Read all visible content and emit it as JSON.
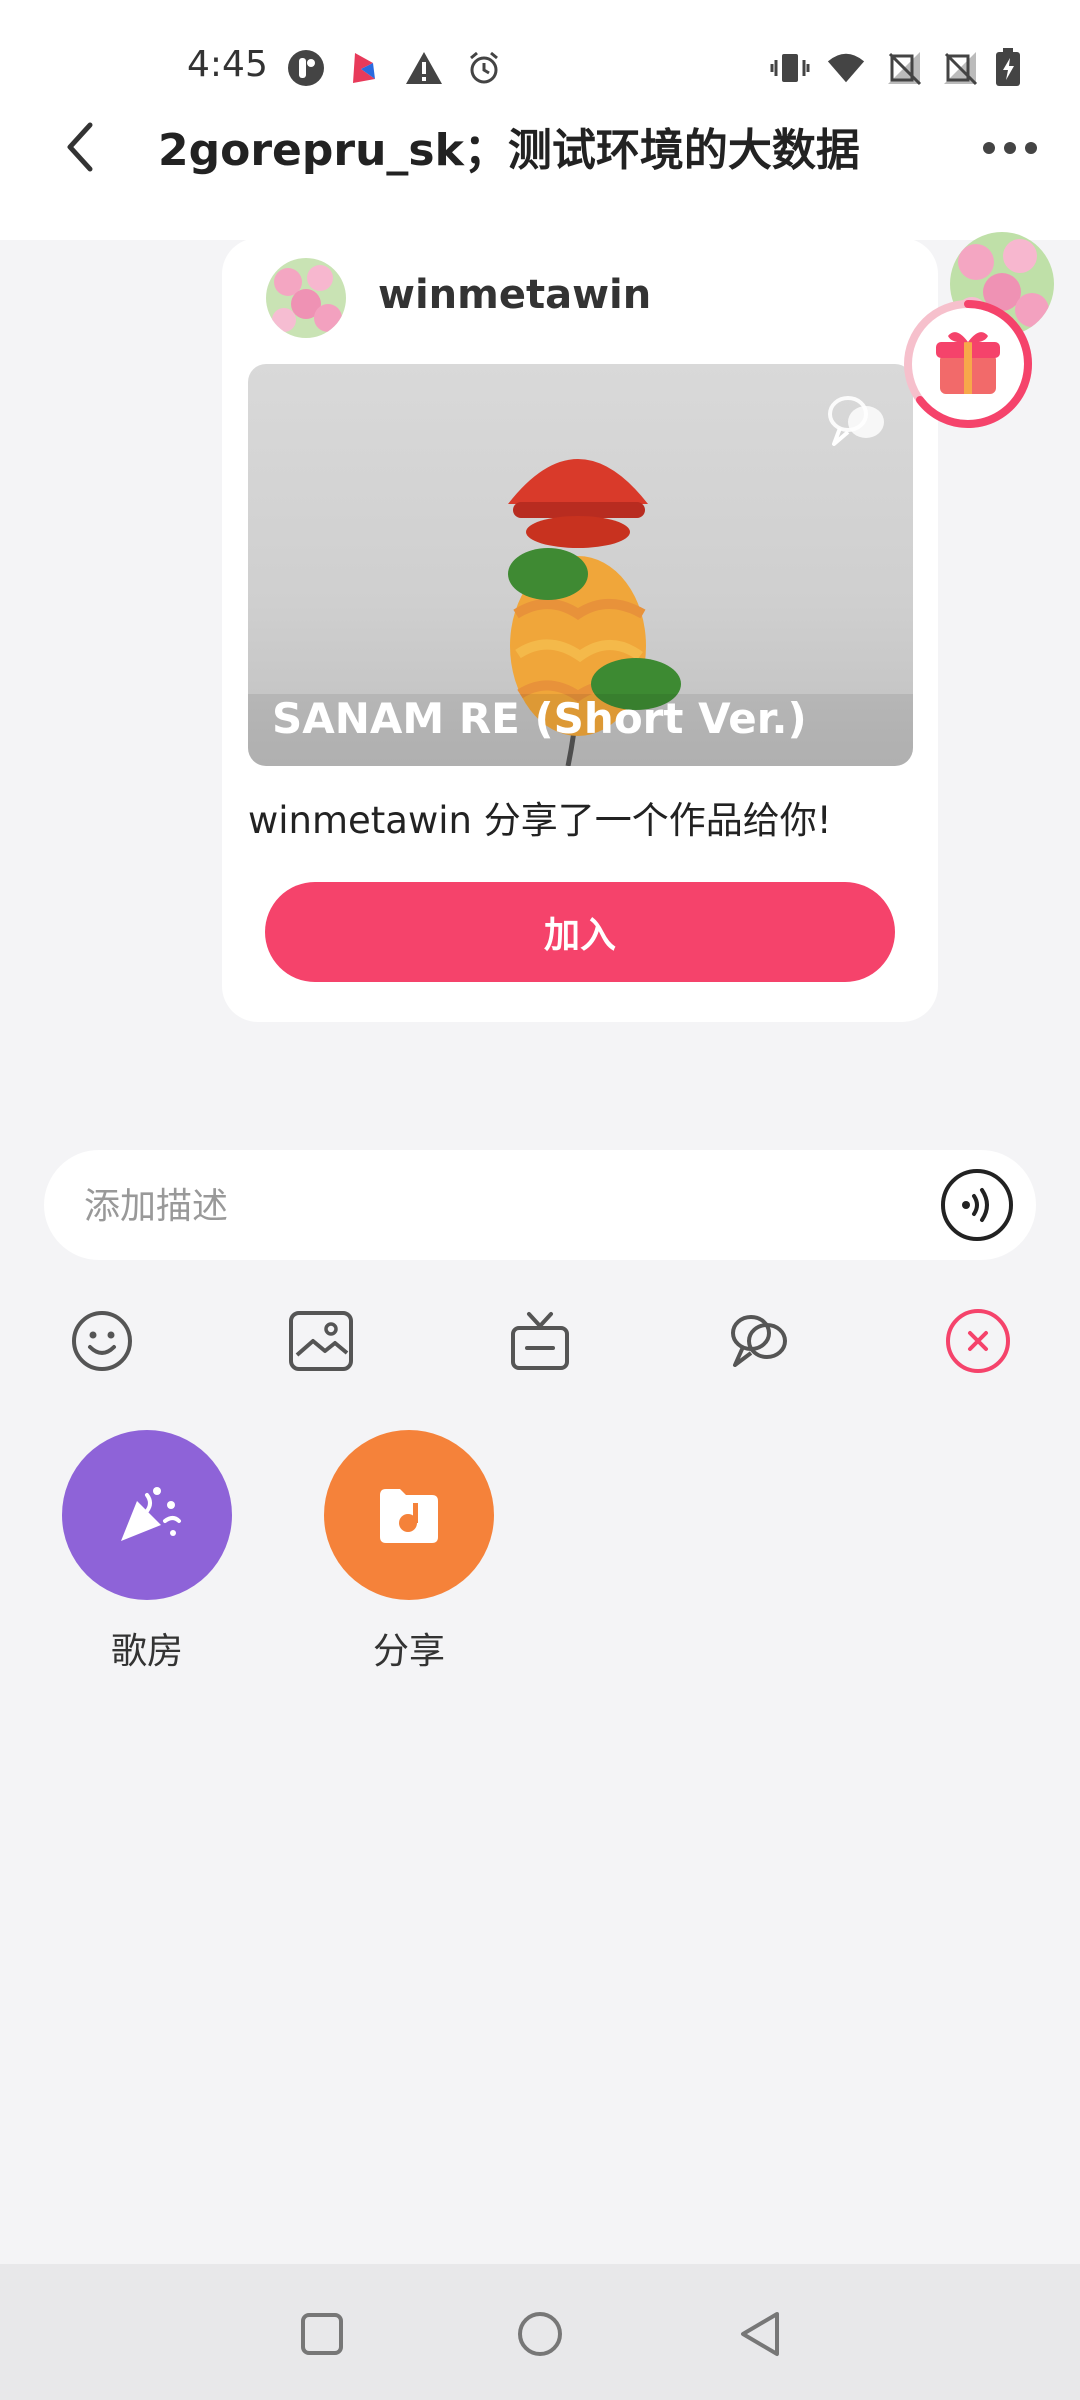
{
  "status_bar": {
    "time": "4:45"
  },
  "header": {
    "title": "2gorepru_sk；测试环境的大数据"
  },
  "share_card": {
    "username": "winmetawin",
    "song_title": "SANAM RE (Short Ver.)",
    "description": "winmetawin 分享了一个作品给你!",
    "join_label": "加入"
  },
  "composer": {
    "placeholder": "添加描述"
  },
  "actions": [
    {
      "label": "歌房",
      "color": "#8e63d8"
    },
    {
      "label": "分享",
      "color": "#f5823a"
    }
  ],
  "colors": {
    "accent": "#f5436b",
    "background": "#f4f4f6"
  }
}
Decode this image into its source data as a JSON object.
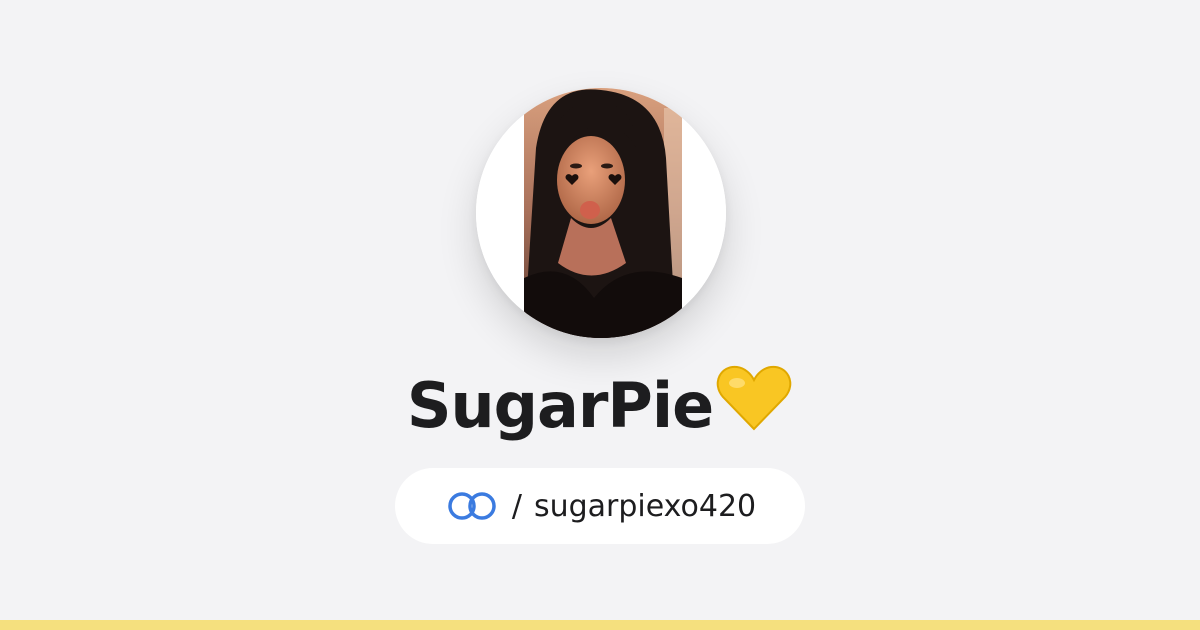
{
  "profile": {
    "display_name": "SugarPie",
    "name_emoji_icon": "yellow-heart-icon",
    "avatar_icon": "profile-photo"
  },
  "handle": {
    "link_icon": "linked-rings-icon",
    "separator": "/",
    "username": "sugarpiexo420"
  },
  "colors": {
    "background": "#f3f3f5",
    "text": "#1d1d1f",
    "accent_blue": "#3b7be0",
    "heart_yellow": "#f9c623",
    "bottom_bar": "#f5e07e"
  }
}
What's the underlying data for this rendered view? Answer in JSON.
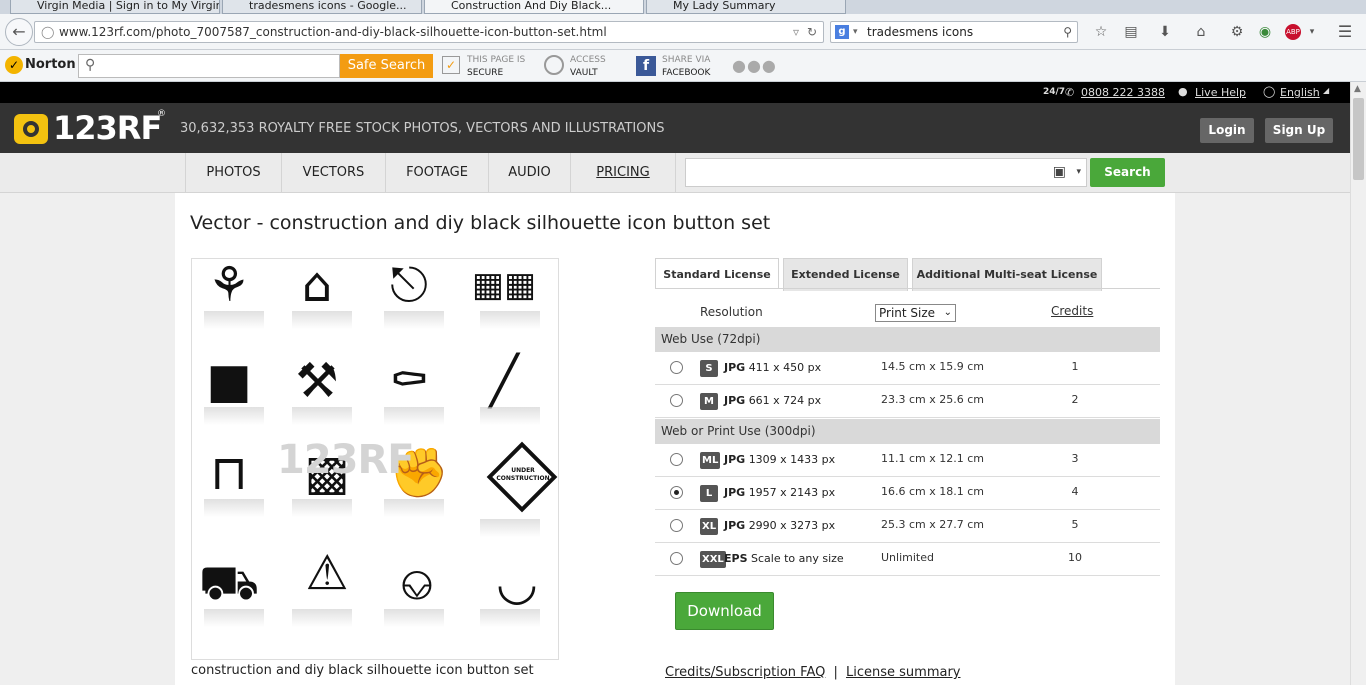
{
  "browser": {
    "tabs": [
      "Virgin Media | Sign in to My Virgin...",
      "tradesmens icons - Google...",
      "Construction And Diy Black...",
      "My Lady Summary"
    ],
    "url": "www.123rf.com/photo_7007587_construction-and-diy-black-silhouette-icon-button-set.html",
    "search_value": "tradesmens icons",
    "search_engine": "g"
  },
  "norton": {
    "brand": "Norton",
    "search_button": "Safe Search",
    "page_status_line1": "THIS PAGE IS",
    "page_status_line2": "SECURE",
    "vault_line1": "ACCESS",
    "vault_line2": "VAULT",
    "share_line1": "SHARE VIA",
    "share_line2": "FACEBOOK"
  },
  "site": {
    "support_hours": "24/7",
    "phone": "0808 222 3388",
    "live_help": "Live Help",
    "language": "English",
    "logo": "123RF",
    "tagline": "30,632,353  ROYALTY FREE STOCK PHOTOS, VECTORS AND ILLUSTRATIONS",
    "login": "Login",
    "signup": "Sign Up",
    "categories": [
      "PHOTOS",
      "VECTORS",
      "FOOTAGE",
      "AUDIO",
      "PRICING"
    ],
    "search_button": "Search"
  },
  "main": {
    "title": "Vector - construction and diy black silhouette icon button set",
    "caption": "construction and diy black silhouette icon button set",
    "watermark": "123RF",
    "sign_text": "UNDER CONSTRUCTION",
    "license_tabs": [
      "Standard License",
      "Extended License",
      "Additional Multi-seat License"
    ],
    "header": {
      "resolution": "Resolution",
      "select": "Print Size",
      "credits": "Credits"
    },
    "sections": [
      "Web Use (72dpi)",
      "Web or Print Use (300dpi)"
    ],
    "rows": [
      {
        "badge": "S",
        "fmt": "JPG",
        "dims": "411 x 450 px",
        "size": "14.5 cm x 15.9 cm",
        "credits": "1",
        "selected": false
      },
      {
        "badge": "M",
        "fmt": "JPG",
        "dims": "661 x 724 px",
        "size": "23.3 cm x 25.6 cm",
        "credits": "2",
        "selected": false
      },
      {
        "badge": "ML",
        "fmt": "JPG",
        "dims": "1309 x 1433 px",
        "size": "11.1 cm x 12.1 cm",
        "credits": "3",
        "selected": false
      },
      {
        "badge": "L",
        "fmt": "JPG",
        "dims": "1957 x 2143 px",
        "size": "16.6 cm x 18.1 cm",
        "credits": "4",
        "selected": true
      },
      {
        "badge": "XL",
        "fmt": "JPG",
        "dims": "2990 x 3273 px",
        "size": "25.3 cm x 27.7 cm",
        "credits": "5",
        "selected": false
      },
      {
        "badge": "XXL",
        "fmt": "EPS",
        "dims": "Scale to any size",
        "size": "Unlimited",
        "credits": "10",
        "selected": false
      }
    ],
    "download": "Download",
    "faq_link": "Credits/Subscription FAQ",
    "separator": "|",
    "license_summary": "License summary"
  },
  "colors": {
    "green": "#4aa83a",
    "dark": "#333333",
    "logo_yellow": "#f3c210"
  }
}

_____

### Direction:
Return each line that includes "JSON".

### Full answer:
Read all visible content and emit it as JSON.
Decode this image into its source data as a JSON object.
What's the underlying data for this rendered view? Answer in JSON.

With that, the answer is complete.